* BEGIN Input rows *

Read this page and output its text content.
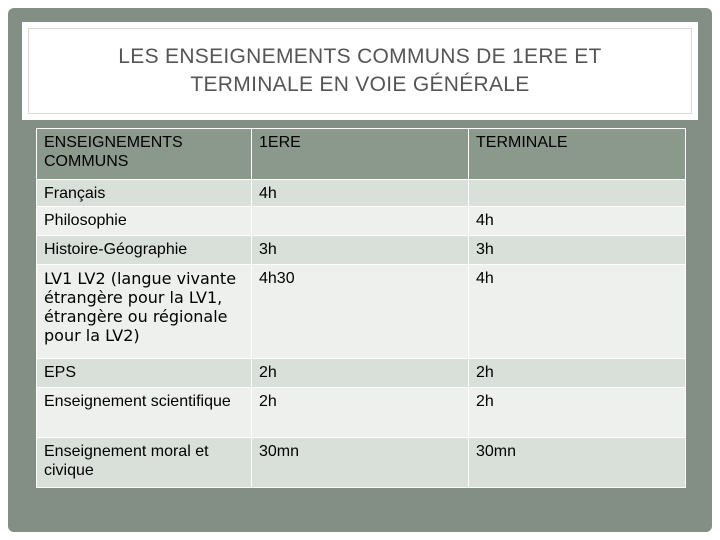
LES ENSEIGNEMENTS COMMUNS DE 1ERE ET
TERMINALE EN VOIE GÉNÉRALE
ENSEIGNEMENTS COMMUNS	1ERE	TERMINALE
Français	4h	
Philosophie		4h
Histoire-Géographie	3h	3h
LV1 LV2 (langue vivante étrangère pour la LV1, étrangère ou régionale pour la LV2)	4h30	4h
EPS	2h	2h
Enseignement scientifique	2h	2h
Enseignement moral et civique	30mn	30mn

* END Input rows *

**Work instructions**
Reproduce the full listing faithfully, but do not carry over any pictures.

**Final result**
Read this page and output its text content.
LES ENSEIGNEMENTS COMMUNS DE 1ERE ET
TERMINALE EN VOIE GÉNÉRALE
ENSEIGNEMENTS COMMUNS	1ERE	TERMINALE
Français	4h	
Philosophie		4h
Histoire-Géographie	3h	3h
LV1 LV2 (langue vivante étrangère pour la LV1, étrangère ou régionale pour la LV2)	4h30	4h
EPS	2h	2h
Enseignement scientifique	2h	2h
Enseignement moral et civique	30mn	30mn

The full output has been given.